• Work instructions:
The records that follow need to be output exactly as they are.

-- BEGIN Listed entries --

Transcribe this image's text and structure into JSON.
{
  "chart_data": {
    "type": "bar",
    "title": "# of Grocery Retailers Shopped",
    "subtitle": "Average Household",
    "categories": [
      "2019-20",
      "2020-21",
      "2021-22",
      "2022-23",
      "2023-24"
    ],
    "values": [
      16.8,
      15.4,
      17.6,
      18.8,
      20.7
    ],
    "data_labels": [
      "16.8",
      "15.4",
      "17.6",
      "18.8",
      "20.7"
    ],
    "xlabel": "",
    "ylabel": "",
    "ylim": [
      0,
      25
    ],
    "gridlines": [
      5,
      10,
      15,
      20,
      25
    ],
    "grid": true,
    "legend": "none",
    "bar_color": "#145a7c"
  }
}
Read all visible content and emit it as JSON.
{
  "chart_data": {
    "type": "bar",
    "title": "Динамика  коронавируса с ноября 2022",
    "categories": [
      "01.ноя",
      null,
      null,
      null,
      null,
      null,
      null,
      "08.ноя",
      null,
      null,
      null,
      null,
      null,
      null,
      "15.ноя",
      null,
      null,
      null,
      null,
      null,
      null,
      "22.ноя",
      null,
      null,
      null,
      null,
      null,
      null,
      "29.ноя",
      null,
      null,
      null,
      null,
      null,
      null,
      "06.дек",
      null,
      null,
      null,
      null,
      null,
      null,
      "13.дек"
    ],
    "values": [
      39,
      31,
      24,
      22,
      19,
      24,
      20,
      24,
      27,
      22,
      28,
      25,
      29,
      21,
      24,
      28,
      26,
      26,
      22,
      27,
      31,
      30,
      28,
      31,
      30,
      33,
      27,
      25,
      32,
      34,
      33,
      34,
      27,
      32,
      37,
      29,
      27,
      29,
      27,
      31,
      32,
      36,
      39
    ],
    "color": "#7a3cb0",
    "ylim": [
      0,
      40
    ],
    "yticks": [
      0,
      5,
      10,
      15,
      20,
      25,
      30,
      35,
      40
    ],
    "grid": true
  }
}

-- END Listed entries --

• Problem solution:
Transcribe this image's text and structure into JSON.
{
  "chart_data": {
    "type": "bar",
    "title": "# of Grocery Retailers Shopped",
    "subtitle": "Average Household",
    "categories": [
      "2019-20",
      "2020-21",
      "2021-22",
      "2022-23",
      "2023-24"
    ],
    "values": [
      16.8,
      15.4,
      17.6,
      18.8,
      20.7
    ],
    "data_labels": [
      "16.8",
      "15.4",
      "17.6",
      "18.8",
      "20.7"
    ],
    "xlabel": "",
    "ylabel": "",
    "ylim": [
      0,
      25
    ],
    "gridlines": [
      5,
      10,
      15,
      20,
      25
    ],
    "grid": true,
    "legend": "none",
    "bar_color": "#145a7c"
  }
}
Read all visible content and emit it as JSON.
{
  "chart_data": {
    "type": "bar",
    "title": "Динамика  коронавируса с ноября 2022",
    "categories": [
      "01.ноя",
      null,
      null,
      null,
      null,
      null,
      null,
      "08.ноя",
      null,
      null,
      null,
      null,
      null,
      null,
      "15.ноя",
      null,
      null,
      null,
      null,
      null,
      null,
      "22.ноя",
      null,
      null,
      null,
      null,
      null,
      null,
      "29.ноя",
      null,
      null,
      null,
      null,
      null,
      null,
      "06.дек",
      null,
      null,
      null,
      null,
      null,
      null,
      "13.дек"
    ],
    "values": [
      39,
      31,
      24,
      22,
      19,
      24,
      20,
      24,
      27,
      22,
      28,
      25,
      29,
      21,
      24,
      28,
      26,
      26,
      22,
      27,
      31,
      30,
      28,
      31,
      30,
      33,
      27,
      25,
      32,
      34,
      33,
      34,
      27,
      32,
      37,
      29,
      27,
      29,
      27,
      31,
      32,
      36,
      39
    ],
    "color": "#7a3cb0",
    "ylim": [
      0,
      40
    ],
    "yticks": [
      0,
      5,
      10,
      15,
      20,
      25,
      30,
      35,
      40
    ],
    "grid": true
  }
}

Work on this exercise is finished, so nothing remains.